Given exercise ->
Omit every picture and write out the rest of the records exactly.

[Stored records]
## BEGIN

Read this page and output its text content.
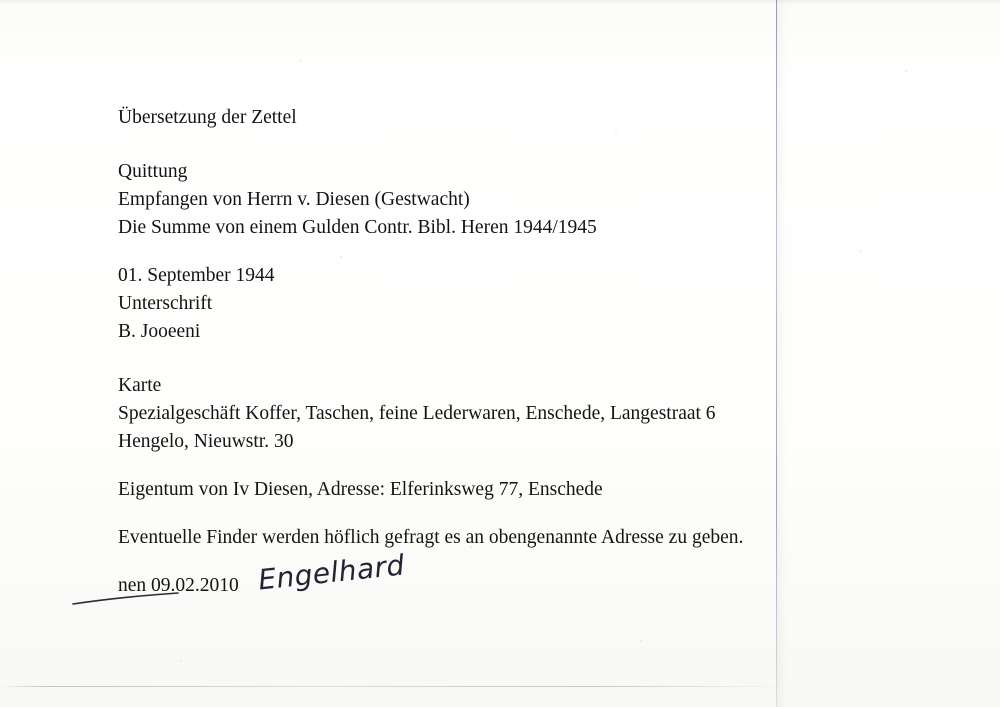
Übersetzung der Zettel
Quittung
Empfangen von Herrn v. Diesen (Gestwacht)
Die Summe von einem Gulden Contr. Bibl. Heren 1944/1945
01. September 1944
Unterschrift
B. Jooeeni
Karte
Spezialgeschäft Koffer, Taschen, feine Lederwaren, Enschede, Langestraat 6
Hengelo, Nieuwstr. 30
Eigentum von Iv Diesen, Adresse: Elferinksweg 77, Enschede
Eventuelle Finder werden höflich gefragt es an obengenannte Adresse zu geben.
nen 09.02.2010 Engelhard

## END

Full output ->
Read this page and output its text content.
Übersetzung der Zettel
Quittung
Empfangen von Herrn v. Diesen (Gestwacht)
Die Summe von einem Gulden Contr. Bibl. Heren 1944/1945
01. September 1944
Unterschrift
B. Jooeeni
Karte
Spezialgeschäft Koffer, Taschen, feine Lederwaren, Enschede, Langestraat 6
Hengelo, Nieuwstr. 30
Eigentum von Iv Diesen, Adresse: Elferinksweg 77, Enschede
Eventuelle Finder werden höflich gefragt es an obengenannte Adresse zu geben.
nen 09.02.2010 Engelhard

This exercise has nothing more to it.